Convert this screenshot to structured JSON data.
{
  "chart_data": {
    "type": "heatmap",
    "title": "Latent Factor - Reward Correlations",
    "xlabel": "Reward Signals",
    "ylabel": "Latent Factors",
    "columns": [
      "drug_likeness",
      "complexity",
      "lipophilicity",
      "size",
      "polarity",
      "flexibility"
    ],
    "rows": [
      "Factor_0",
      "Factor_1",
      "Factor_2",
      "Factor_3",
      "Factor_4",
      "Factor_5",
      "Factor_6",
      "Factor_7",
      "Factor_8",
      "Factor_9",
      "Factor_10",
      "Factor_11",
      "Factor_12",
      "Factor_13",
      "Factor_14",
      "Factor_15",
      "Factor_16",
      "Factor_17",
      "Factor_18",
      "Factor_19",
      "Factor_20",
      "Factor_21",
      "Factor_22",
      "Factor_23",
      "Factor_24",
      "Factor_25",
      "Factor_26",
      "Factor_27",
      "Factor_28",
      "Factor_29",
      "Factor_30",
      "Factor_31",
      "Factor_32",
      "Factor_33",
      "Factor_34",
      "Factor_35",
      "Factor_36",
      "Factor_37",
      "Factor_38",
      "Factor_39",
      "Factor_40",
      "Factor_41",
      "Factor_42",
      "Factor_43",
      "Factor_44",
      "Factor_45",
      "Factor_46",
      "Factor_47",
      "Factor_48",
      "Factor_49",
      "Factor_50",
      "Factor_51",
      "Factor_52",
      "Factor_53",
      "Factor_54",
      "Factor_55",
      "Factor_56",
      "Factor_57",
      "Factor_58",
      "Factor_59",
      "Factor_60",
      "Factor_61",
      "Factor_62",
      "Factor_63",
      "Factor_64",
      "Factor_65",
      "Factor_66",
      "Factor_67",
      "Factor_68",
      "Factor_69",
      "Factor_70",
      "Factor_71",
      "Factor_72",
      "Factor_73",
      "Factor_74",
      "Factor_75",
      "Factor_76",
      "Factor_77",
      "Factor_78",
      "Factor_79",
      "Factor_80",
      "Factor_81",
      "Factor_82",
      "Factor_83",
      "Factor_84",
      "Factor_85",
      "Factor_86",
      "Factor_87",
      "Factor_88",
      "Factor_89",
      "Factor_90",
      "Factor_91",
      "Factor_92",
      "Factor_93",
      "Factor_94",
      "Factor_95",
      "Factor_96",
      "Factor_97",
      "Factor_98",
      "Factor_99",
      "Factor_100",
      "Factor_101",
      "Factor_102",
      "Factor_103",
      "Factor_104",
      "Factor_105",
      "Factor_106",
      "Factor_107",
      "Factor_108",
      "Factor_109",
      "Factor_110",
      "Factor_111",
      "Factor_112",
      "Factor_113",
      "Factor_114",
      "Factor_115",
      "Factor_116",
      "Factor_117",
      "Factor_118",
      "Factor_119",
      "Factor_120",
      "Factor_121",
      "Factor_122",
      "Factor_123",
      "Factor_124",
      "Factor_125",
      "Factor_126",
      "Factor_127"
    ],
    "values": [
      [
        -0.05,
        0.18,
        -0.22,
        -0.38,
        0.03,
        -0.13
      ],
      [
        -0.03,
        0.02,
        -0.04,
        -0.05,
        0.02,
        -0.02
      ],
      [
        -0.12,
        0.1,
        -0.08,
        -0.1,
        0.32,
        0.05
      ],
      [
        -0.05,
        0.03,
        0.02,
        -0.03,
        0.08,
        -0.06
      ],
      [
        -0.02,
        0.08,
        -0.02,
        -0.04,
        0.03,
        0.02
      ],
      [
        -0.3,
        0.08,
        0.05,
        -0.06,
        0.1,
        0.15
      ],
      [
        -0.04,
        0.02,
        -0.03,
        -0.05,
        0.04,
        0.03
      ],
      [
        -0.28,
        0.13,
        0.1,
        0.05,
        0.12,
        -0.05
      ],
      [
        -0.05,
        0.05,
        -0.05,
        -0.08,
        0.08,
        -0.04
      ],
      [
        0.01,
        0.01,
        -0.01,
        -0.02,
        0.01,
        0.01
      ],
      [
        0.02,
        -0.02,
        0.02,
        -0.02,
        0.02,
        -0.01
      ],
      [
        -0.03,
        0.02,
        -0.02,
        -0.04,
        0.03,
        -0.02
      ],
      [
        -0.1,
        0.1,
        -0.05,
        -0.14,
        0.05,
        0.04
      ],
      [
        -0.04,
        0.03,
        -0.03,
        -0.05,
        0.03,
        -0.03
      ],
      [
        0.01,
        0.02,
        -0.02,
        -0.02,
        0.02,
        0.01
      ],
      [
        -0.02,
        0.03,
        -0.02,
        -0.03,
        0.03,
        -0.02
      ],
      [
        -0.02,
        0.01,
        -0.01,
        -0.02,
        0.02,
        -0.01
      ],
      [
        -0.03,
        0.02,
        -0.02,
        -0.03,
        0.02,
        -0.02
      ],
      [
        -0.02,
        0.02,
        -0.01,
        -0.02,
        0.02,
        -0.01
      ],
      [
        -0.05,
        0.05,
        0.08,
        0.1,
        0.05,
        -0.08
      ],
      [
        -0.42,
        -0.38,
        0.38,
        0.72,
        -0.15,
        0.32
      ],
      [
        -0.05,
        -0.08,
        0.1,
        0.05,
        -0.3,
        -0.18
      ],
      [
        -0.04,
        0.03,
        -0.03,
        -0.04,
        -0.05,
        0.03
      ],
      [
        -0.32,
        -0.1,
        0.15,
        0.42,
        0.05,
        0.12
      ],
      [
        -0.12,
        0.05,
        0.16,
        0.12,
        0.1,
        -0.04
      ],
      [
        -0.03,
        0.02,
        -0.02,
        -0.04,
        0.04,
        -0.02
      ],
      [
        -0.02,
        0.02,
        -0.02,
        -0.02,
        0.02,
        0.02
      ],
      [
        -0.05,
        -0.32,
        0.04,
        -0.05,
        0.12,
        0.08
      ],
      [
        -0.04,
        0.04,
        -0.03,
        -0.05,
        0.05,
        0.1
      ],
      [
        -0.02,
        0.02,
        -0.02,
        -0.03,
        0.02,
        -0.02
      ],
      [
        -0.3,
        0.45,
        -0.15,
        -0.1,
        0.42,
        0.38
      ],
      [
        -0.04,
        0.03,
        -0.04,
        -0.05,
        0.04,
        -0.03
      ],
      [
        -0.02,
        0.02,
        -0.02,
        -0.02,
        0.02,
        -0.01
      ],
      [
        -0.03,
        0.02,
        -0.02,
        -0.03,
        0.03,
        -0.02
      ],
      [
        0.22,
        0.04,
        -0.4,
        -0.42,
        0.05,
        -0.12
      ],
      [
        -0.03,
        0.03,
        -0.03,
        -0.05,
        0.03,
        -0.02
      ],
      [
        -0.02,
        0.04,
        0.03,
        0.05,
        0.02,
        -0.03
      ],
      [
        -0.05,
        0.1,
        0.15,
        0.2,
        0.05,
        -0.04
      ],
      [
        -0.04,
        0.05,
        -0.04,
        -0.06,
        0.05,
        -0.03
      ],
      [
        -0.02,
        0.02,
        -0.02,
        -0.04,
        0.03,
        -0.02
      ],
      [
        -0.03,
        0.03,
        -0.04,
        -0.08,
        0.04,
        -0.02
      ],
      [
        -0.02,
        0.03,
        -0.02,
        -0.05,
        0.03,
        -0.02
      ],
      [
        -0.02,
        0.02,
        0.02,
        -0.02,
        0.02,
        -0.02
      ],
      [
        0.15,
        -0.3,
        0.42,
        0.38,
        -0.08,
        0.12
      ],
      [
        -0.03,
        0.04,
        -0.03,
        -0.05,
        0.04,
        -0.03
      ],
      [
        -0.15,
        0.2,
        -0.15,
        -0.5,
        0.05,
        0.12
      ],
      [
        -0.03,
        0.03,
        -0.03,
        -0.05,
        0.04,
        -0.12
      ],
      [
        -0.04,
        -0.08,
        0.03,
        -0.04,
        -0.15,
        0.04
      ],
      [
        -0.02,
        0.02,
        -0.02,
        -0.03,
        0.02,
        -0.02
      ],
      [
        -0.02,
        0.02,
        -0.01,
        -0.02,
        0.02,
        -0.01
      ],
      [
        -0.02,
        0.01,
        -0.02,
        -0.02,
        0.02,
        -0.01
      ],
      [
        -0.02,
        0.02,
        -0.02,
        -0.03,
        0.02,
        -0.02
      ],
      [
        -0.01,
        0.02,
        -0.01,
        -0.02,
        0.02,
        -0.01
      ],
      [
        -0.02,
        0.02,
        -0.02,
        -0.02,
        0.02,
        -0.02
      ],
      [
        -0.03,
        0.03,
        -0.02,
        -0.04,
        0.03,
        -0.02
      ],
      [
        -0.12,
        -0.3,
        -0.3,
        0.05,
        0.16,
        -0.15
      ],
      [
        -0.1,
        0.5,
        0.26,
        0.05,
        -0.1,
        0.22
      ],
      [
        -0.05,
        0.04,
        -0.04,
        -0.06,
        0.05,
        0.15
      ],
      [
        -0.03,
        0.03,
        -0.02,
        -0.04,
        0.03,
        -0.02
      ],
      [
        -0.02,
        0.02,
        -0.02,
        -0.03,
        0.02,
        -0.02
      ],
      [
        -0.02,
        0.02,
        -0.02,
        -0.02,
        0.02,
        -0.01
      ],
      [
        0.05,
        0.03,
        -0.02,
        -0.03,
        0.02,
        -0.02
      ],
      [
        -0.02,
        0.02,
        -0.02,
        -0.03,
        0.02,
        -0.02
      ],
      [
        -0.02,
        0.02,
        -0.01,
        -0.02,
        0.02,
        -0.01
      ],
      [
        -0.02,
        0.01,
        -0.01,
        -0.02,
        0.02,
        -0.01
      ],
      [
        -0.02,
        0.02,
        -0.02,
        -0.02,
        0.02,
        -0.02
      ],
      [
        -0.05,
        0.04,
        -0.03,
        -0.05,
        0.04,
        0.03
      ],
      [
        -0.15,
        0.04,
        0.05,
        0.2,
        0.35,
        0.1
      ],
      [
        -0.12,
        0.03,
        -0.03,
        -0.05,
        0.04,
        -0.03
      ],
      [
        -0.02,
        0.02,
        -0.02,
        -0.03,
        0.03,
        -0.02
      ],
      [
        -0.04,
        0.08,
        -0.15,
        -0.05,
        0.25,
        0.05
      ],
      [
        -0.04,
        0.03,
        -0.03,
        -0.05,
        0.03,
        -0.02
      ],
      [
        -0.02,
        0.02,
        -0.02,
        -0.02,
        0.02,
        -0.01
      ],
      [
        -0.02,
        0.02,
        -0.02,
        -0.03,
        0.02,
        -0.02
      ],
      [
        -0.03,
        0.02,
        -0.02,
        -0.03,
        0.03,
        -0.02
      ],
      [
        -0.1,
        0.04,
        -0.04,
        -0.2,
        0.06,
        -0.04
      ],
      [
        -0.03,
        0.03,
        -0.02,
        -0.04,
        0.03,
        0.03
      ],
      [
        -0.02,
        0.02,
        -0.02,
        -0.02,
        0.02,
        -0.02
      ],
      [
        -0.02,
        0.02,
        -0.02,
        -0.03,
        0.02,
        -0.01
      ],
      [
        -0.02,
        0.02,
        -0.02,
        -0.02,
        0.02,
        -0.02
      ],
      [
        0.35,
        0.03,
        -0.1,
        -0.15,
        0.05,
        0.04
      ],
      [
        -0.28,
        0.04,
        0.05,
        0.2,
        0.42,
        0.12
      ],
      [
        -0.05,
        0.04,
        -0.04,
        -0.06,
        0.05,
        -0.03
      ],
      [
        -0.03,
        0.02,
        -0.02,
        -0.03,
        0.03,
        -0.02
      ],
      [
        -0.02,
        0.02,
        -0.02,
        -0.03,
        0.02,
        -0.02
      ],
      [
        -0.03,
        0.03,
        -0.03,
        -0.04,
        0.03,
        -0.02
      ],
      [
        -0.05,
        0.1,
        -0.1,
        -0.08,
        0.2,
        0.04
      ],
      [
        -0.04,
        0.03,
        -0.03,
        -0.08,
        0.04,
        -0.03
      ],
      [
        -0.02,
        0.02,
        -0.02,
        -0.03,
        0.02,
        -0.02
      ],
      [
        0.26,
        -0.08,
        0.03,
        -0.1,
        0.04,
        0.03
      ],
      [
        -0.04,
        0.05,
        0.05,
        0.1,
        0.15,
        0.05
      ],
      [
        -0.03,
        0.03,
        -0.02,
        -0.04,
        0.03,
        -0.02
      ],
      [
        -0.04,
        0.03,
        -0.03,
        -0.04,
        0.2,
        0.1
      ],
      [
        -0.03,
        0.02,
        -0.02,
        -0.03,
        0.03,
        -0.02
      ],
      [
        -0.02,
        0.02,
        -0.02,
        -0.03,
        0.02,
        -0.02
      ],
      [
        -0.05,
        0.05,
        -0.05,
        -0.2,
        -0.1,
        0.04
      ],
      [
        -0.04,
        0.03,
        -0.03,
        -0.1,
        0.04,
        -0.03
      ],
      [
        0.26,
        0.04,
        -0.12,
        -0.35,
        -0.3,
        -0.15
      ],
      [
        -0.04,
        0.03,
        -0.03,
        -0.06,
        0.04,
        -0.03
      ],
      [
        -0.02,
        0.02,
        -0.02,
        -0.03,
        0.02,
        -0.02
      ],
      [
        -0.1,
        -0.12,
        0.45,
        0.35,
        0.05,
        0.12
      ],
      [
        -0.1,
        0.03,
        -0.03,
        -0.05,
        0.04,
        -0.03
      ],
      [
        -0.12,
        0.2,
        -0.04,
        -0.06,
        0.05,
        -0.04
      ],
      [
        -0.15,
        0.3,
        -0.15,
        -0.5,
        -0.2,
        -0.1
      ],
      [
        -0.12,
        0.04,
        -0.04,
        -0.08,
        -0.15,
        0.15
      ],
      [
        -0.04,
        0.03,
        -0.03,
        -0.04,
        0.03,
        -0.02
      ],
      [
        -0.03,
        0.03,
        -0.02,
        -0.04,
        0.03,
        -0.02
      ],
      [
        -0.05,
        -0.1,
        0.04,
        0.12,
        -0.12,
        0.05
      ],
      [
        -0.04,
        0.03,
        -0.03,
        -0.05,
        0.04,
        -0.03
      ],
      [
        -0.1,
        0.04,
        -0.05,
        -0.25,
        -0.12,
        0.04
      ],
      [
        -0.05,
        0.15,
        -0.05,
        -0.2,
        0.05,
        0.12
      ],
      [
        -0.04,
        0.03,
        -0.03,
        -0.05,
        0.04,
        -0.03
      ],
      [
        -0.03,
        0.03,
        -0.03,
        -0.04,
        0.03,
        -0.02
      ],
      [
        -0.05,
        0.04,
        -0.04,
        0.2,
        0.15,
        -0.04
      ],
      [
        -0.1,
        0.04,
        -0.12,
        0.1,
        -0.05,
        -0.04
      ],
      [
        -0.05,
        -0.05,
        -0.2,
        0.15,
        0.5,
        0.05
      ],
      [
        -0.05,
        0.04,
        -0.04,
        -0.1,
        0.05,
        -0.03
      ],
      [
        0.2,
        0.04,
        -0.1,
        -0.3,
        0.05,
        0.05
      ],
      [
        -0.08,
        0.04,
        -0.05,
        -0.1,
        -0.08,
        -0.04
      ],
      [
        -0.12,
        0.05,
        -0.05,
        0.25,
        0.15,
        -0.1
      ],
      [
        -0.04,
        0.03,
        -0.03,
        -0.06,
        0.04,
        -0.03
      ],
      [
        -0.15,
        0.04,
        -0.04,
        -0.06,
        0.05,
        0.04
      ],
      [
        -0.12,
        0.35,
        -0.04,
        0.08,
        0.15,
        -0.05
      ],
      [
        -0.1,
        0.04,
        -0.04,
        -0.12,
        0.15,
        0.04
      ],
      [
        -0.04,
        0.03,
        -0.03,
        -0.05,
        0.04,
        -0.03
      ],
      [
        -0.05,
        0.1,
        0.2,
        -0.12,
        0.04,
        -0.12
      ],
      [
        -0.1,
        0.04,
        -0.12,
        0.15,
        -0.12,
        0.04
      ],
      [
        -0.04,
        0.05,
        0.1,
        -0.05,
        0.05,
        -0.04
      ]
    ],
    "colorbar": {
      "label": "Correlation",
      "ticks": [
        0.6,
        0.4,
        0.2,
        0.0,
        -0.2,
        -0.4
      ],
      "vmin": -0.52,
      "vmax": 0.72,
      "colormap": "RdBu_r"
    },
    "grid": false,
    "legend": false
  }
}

☆ ☆ ☆ ☆ ☆

Identify each line holding the string "Latent", and copy it out.

    "title": "Latent Factor - Reward Correlations",
    "ylabel": "Latent Factors",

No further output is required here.